## begin Given records

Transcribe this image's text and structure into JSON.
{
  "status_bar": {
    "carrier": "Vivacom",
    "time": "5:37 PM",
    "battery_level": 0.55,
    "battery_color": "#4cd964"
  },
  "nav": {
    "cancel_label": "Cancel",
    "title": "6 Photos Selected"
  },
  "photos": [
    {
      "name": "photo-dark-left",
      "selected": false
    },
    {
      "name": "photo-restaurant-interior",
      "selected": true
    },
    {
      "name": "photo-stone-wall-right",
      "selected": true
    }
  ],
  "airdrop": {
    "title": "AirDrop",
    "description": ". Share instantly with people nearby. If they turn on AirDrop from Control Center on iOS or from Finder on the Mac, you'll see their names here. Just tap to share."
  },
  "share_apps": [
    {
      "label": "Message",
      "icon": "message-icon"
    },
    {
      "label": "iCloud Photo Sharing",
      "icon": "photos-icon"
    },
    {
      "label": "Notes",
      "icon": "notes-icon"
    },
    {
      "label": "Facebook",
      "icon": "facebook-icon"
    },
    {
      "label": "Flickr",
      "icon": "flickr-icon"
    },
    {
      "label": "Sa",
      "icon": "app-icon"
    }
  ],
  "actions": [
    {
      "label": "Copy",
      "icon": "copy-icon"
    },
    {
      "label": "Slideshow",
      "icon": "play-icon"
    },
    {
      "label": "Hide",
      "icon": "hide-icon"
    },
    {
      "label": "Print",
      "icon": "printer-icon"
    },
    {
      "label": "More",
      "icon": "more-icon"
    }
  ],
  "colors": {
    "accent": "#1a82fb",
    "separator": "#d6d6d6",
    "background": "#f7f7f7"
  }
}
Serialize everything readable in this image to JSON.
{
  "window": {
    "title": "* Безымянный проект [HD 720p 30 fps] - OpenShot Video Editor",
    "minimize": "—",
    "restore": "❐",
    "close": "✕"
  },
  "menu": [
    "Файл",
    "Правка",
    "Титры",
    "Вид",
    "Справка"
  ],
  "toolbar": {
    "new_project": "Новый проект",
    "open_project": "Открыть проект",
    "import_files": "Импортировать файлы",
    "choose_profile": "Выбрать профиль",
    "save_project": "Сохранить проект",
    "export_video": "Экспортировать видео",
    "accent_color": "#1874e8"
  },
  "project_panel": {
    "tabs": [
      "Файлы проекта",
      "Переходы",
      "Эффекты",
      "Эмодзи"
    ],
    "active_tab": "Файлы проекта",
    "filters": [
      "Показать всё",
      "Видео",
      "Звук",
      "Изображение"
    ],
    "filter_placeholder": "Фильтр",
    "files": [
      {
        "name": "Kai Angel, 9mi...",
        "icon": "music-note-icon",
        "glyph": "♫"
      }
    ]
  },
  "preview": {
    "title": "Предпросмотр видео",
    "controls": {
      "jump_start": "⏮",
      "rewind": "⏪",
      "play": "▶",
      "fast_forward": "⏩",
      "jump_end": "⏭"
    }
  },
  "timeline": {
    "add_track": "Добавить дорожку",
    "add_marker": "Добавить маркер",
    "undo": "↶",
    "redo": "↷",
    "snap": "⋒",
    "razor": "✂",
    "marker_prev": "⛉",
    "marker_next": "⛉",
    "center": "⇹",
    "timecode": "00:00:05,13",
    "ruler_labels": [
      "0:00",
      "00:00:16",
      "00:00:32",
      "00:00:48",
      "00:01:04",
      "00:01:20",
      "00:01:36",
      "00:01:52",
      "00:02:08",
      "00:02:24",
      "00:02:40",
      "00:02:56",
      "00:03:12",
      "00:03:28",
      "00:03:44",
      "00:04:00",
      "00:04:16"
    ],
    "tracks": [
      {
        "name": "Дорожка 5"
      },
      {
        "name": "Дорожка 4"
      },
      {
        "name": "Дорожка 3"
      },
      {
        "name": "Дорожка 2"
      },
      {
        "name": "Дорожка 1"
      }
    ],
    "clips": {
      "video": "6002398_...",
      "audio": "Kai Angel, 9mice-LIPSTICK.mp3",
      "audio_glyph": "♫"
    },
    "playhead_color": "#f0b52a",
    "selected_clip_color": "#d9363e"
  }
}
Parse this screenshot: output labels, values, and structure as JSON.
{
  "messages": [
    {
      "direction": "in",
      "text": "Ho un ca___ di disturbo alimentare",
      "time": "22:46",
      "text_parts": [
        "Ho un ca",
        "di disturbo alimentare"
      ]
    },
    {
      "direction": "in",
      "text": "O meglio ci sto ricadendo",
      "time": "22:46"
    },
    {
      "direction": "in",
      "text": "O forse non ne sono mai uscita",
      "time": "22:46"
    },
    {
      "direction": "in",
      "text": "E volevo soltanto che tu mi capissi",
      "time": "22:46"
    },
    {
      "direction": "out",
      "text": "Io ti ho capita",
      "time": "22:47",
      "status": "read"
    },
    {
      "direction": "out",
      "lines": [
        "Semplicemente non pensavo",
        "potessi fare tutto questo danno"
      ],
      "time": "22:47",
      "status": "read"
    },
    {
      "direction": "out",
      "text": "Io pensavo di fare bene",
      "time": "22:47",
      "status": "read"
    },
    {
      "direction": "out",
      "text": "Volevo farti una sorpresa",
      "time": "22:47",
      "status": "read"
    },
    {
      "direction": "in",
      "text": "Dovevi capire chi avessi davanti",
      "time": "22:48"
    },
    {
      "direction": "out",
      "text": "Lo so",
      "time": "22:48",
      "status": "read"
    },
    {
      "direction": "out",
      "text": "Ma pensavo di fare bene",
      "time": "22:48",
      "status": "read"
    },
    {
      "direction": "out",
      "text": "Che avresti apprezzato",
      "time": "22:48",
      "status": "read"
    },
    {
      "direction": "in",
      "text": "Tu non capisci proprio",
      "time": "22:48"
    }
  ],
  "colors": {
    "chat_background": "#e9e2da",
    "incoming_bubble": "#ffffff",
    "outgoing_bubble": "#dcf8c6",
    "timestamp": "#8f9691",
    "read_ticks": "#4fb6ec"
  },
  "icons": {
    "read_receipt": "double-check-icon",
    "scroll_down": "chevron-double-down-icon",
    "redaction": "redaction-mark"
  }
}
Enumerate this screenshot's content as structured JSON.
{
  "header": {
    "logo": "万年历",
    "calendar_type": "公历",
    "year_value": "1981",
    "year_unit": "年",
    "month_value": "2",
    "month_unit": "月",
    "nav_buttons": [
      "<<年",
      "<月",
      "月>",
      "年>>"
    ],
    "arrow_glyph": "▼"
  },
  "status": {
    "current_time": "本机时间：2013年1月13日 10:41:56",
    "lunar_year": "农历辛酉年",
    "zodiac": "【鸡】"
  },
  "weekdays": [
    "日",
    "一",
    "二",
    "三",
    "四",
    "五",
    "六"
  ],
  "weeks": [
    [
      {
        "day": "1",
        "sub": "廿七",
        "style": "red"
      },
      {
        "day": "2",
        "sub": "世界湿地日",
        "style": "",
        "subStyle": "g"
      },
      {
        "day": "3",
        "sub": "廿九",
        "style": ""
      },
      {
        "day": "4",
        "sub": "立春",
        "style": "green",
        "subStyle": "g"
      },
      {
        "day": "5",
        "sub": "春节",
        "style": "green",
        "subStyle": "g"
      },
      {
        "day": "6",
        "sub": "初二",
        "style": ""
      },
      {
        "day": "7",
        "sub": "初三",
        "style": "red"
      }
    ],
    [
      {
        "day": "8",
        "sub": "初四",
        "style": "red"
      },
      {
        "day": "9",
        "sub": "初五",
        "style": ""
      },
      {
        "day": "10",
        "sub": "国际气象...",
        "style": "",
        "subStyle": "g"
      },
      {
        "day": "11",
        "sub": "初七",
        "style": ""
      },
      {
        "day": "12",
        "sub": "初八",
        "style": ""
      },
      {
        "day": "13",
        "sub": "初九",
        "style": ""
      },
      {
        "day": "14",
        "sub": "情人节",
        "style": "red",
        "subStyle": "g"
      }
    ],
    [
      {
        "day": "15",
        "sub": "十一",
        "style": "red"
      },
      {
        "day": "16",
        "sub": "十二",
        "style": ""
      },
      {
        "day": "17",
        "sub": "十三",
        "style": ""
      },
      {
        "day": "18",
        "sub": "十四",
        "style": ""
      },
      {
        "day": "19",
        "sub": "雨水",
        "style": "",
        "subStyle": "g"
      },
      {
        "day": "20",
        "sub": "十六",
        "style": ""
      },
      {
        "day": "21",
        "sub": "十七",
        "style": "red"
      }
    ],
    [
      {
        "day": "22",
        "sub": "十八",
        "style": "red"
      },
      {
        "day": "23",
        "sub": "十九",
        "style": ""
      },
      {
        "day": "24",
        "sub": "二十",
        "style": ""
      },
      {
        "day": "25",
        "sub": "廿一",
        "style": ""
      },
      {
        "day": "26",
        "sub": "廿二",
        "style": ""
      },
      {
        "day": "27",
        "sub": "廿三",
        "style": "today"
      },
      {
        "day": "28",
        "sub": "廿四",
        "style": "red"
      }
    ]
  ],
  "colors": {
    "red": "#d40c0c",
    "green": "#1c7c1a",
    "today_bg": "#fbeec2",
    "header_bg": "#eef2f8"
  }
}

## end Given records

* _Exercise goal_: Copy every line of the listing that includes the string "pensavo".

* _Task result_:
        "Semplicemente non pensavo",
      "text": "Io pensavo di fare bene",
      "text": "Ma pensavo di fare bene",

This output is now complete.